──────── DATA EXTRACT ────────

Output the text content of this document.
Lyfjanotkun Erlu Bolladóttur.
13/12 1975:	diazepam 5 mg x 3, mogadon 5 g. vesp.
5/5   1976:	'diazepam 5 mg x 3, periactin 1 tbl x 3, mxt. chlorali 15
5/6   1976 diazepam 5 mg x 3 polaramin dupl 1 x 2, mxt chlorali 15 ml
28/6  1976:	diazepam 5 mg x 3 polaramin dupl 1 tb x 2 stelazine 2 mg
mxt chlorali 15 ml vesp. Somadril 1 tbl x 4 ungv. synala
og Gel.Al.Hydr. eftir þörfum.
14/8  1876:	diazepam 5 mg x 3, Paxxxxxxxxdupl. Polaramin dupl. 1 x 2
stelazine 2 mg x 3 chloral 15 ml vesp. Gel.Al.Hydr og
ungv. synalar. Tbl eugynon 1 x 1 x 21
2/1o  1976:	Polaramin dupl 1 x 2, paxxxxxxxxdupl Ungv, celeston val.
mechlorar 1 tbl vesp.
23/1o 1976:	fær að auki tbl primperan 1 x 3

────────

# WHAT TO DO
Extract every entry above as it appears.

# CORRECT RESULT
Output the text content of this document.
Lyfjanotkun Erlu Bolladóttur.
13/12 1975:	diazepam 5 mg x 3, mogadon 5 g. vesp.
5/5   1976:	'diazepam 5 mg x 3, periactin 1 tbl x 3, mxt. chlorali 15
5/6   1976 diazepam 5 mg x 3 polaramin dupl 1 x 2, mxt chlorali 15 ml
28/6  1976:	diazepam 5 mg x 3 polaramin dupl 1 tb x 2 stelazine 2 mg
mxt chlorali 15 ml vesp. Somadril 1 tbl x 4 ungv. synala
og Gel.Al.Hydr. eftir þörfum.
14/8  1876:	diazepam 5 mg x 3, Paxxxxxxxxdupl. Polaramin dupl. 1 x 2
stelazine 2 mg x 3 chloral 15 ml vesp. Gel.Al.Hydr og
ungv. synalar. Tbl eugynon 1 x 1 x 21
2/1o  1976:	Polaramin dupl 1 x 2, paxxxxxxxxdupl Ungv, celeston val.
mechlorar 1 tbl vesp.
23/1o 1976:	fær að auki tbl primperan 1 x 3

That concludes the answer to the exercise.